[The records start]

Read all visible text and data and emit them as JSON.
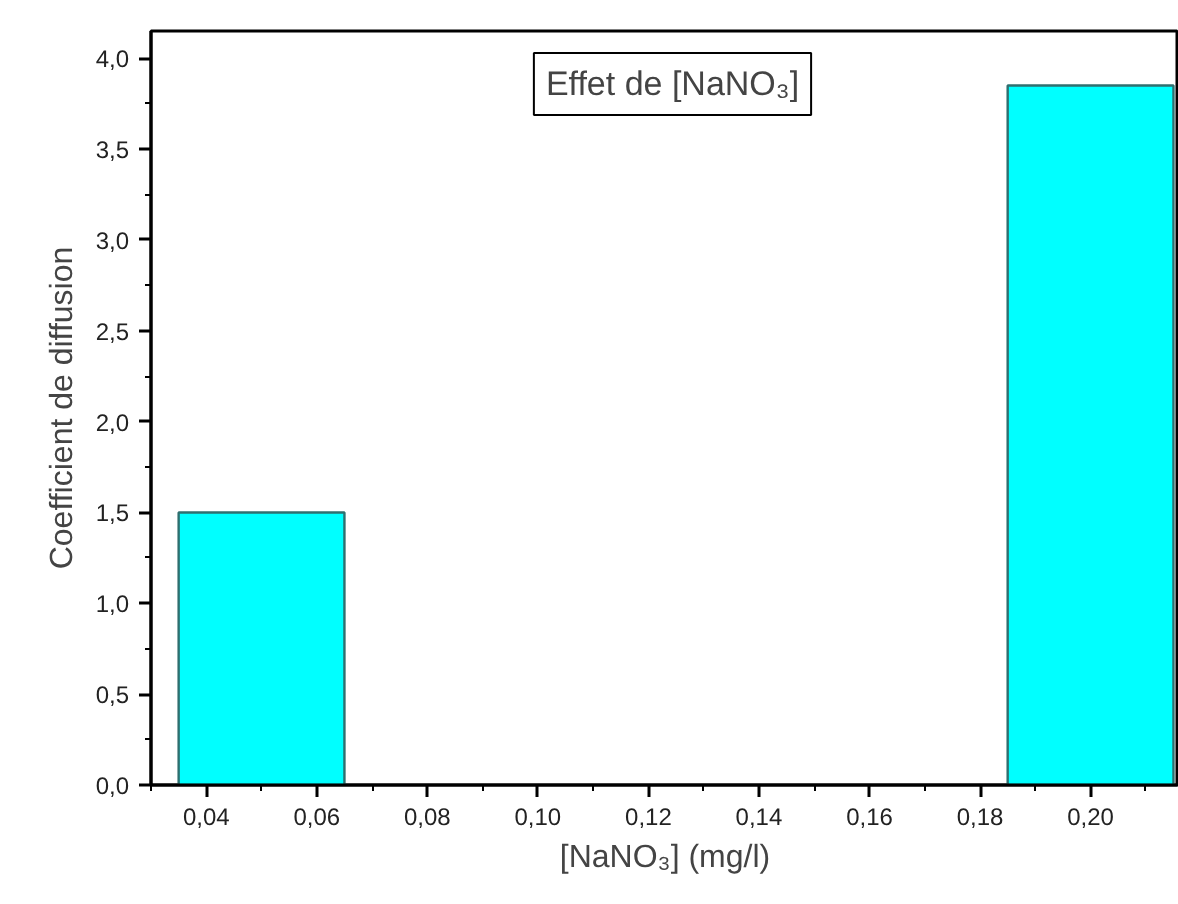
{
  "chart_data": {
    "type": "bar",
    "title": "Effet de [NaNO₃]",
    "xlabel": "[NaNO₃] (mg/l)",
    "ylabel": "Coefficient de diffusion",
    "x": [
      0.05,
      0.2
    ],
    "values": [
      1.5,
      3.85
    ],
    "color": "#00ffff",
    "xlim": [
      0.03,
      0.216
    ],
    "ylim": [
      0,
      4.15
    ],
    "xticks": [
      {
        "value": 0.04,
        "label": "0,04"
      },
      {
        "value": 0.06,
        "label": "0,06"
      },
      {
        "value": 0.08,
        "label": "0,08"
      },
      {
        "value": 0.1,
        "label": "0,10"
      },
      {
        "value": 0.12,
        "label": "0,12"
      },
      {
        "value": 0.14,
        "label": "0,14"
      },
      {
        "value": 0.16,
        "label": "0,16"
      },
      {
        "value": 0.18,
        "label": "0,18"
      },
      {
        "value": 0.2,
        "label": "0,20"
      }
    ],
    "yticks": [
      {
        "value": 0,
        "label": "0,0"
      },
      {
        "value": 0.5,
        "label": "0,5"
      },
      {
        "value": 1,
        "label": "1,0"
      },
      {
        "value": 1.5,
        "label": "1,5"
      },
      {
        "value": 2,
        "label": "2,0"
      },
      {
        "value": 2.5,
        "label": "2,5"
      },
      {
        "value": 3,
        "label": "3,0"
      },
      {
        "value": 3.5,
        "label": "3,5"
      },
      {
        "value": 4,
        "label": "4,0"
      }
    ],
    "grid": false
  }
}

[The records end]
[The records start]

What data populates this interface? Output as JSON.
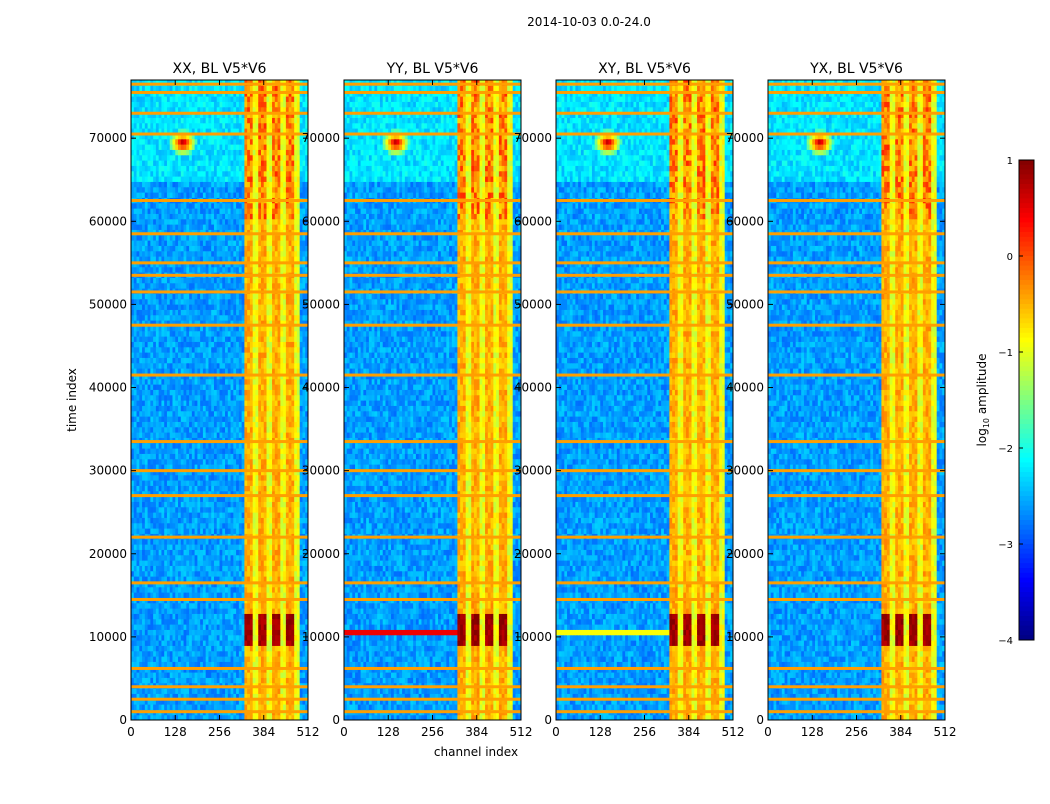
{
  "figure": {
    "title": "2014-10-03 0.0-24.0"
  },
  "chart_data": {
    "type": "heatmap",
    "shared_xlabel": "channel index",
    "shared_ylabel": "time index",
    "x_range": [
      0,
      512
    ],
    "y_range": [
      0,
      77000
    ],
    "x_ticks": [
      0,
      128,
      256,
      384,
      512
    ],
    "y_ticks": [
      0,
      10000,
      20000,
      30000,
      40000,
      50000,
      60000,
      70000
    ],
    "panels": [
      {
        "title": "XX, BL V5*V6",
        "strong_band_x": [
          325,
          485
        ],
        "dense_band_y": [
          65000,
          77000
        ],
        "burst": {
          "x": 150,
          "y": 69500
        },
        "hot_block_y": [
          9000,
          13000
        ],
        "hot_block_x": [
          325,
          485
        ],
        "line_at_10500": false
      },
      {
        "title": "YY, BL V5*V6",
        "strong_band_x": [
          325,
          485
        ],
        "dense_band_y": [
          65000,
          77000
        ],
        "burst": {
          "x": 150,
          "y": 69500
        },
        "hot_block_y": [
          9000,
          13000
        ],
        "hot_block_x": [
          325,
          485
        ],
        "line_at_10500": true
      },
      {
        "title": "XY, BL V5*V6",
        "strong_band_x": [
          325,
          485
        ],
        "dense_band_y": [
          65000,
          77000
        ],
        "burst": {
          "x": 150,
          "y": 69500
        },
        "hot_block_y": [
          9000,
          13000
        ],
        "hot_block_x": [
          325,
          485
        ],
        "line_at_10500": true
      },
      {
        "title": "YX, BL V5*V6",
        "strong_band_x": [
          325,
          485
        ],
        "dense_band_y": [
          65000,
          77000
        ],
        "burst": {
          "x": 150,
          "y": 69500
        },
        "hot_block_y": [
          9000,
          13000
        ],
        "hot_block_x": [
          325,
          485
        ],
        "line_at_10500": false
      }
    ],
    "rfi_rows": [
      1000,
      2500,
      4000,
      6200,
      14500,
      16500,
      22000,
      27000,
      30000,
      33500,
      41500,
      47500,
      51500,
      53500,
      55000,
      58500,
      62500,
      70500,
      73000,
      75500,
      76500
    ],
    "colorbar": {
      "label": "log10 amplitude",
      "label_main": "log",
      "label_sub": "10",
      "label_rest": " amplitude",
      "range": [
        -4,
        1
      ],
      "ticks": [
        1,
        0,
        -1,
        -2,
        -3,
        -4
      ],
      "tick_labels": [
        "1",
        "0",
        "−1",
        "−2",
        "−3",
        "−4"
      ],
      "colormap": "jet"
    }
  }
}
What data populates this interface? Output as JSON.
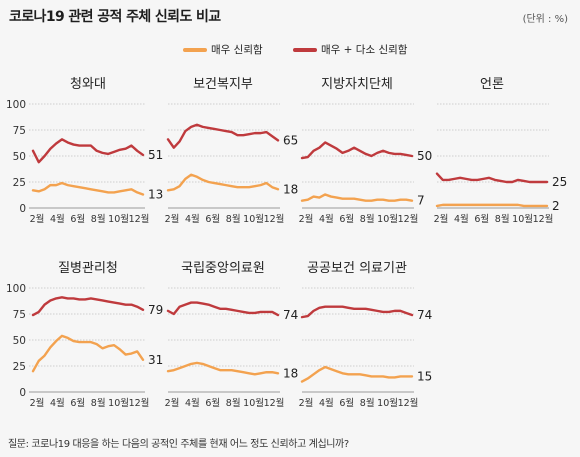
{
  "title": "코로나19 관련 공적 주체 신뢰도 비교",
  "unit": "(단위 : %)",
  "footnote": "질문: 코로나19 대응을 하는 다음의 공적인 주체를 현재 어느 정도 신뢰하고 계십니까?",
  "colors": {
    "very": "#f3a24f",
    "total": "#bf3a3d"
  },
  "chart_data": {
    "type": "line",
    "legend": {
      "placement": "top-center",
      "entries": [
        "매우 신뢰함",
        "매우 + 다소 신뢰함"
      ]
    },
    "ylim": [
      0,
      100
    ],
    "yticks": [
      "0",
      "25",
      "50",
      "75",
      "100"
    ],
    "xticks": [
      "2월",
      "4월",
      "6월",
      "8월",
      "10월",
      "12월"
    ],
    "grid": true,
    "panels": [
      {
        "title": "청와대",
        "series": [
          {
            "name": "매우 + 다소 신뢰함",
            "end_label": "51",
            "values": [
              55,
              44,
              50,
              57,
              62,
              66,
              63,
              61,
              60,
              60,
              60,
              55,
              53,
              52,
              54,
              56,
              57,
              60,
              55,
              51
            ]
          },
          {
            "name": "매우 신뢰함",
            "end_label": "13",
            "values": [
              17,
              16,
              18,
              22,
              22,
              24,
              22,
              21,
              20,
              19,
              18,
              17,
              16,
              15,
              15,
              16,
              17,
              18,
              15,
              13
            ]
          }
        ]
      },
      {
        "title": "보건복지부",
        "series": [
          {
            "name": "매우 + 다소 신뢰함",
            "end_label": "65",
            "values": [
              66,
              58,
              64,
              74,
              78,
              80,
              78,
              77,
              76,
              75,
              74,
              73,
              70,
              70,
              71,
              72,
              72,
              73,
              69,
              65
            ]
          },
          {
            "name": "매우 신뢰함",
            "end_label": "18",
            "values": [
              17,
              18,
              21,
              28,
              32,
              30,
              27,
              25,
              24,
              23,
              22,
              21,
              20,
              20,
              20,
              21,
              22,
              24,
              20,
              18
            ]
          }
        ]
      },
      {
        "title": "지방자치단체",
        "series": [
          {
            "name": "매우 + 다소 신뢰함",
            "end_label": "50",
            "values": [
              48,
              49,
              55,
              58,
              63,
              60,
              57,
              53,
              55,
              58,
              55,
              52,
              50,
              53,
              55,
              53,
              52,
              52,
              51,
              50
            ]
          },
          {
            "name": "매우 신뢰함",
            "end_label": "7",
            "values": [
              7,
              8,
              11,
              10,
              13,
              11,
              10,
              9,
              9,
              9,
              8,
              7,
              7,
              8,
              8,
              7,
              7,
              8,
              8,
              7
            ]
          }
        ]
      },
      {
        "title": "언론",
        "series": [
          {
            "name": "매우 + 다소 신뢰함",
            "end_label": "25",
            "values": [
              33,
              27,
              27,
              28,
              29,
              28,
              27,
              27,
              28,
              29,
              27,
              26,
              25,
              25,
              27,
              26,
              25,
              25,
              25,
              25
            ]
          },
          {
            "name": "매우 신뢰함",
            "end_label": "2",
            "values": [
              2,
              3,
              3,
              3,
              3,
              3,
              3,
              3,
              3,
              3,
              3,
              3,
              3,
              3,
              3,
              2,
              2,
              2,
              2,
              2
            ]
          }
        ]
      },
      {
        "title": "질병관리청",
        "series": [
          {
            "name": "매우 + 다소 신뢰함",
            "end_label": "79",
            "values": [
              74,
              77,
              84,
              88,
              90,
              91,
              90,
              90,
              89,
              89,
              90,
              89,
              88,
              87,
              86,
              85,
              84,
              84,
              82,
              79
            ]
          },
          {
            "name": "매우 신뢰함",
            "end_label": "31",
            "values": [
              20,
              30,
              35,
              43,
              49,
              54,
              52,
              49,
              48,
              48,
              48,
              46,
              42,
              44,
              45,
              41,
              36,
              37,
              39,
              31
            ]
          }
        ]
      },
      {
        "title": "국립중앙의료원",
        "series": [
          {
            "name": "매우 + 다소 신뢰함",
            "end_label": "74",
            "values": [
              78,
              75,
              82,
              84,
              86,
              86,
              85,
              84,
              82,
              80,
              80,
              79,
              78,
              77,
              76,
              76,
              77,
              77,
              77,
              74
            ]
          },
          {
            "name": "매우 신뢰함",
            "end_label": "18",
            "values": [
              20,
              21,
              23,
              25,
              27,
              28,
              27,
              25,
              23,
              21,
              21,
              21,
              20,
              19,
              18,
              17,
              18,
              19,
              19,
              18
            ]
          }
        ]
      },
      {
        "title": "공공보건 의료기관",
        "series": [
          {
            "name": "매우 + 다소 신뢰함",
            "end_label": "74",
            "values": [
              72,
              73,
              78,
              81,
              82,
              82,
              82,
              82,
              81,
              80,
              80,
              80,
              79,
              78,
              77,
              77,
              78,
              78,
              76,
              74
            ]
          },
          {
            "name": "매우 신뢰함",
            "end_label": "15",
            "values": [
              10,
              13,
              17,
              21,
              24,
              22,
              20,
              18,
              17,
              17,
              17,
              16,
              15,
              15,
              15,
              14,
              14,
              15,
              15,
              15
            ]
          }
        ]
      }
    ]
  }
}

[The records end]
[The records start]

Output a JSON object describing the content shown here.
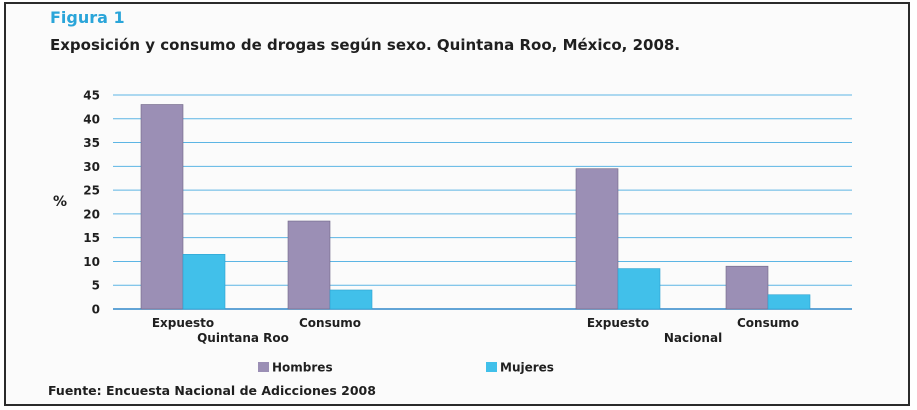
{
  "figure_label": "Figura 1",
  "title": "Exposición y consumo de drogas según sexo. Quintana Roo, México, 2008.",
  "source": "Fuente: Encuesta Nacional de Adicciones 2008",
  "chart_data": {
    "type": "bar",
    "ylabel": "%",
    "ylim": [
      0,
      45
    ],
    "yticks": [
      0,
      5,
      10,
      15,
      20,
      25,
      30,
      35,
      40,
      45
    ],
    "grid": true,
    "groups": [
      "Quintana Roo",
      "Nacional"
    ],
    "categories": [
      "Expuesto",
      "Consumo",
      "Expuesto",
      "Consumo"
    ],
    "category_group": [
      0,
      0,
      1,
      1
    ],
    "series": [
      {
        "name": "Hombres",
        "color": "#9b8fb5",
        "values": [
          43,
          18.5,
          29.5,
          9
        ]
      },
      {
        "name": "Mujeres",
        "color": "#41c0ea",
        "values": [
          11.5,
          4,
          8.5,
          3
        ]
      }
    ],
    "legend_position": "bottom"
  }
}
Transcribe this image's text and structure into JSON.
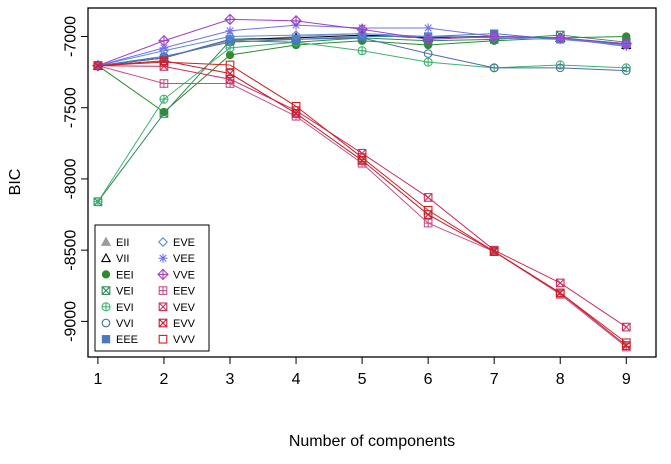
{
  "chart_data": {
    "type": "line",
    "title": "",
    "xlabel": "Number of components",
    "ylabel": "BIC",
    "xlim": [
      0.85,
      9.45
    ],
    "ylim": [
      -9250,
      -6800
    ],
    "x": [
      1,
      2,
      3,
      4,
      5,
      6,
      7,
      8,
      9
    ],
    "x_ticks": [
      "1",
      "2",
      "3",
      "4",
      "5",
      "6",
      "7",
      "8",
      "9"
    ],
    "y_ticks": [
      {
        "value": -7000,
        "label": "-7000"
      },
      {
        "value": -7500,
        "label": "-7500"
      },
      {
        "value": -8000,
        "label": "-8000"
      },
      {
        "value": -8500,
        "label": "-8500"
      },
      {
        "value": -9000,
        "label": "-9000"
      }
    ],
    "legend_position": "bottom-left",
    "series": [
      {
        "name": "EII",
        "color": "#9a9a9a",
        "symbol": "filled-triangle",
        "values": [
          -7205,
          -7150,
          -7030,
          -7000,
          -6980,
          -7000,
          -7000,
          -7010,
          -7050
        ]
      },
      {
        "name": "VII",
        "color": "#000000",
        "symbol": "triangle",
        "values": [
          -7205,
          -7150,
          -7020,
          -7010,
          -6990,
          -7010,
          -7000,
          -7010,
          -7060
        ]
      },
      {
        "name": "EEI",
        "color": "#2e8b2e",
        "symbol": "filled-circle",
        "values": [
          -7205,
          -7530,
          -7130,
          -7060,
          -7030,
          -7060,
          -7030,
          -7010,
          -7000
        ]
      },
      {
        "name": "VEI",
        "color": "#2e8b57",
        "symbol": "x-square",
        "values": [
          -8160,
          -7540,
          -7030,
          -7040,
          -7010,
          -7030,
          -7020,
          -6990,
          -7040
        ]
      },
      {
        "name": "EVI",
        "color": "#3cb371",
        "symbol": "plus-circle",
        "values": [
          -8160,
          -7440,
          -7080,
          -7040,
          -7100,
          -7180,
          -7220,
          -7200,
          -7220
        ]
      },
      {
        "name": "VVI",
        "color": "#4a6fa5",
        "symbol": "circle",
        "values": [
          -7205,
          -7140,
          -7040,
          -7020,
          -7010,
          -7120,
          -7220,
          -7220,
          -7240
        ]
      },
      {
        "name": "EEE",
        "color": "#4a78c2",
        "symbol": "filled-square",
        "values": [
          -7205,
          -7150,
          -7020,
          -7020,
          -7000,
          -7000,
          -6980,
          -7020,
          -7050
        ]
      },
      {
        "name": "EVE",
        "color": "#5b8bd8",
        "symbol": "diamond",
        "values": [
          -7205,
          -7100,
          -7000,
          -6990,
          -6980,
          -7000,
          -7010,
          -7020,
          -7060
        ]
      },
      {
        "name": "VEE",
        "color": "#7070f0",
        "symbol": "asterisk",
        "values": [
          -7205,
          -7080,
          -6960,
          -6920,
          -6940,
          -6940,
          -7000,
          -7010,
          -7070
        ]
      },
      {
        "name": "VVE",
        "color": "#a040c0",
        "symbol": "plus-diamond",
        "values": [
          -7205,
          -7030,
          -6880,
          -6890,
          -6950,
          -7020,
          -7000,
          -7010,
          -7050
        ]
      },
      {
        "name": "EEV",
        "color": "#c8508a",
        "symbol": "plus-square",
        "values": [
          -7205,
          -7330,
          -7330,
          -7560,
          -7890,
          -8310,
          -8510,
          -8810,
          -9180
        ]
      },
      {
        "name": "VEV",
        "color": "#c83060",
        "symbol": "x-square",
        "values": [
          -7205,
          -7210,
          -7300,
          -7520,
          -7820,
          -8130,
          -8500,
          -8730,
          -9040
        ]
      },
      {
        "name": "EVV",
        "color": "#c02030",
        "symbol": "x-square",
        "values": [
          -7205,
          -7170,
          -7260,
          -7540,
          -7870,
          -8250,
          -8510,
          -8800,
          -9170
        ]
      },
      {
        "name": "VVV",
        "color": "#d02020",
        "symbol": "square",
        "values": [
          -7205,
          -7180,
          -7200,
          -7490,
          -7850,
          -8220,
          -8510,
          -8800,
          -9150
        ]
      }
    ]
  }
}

[The records end]

### Short exercise
Go through the preceding material and copy each line that has the word "NaNO₃".

### Task response
    "title": "Effet de [NaNO₃]",
    "xlabel": "[NaNO₃] (mg/l)",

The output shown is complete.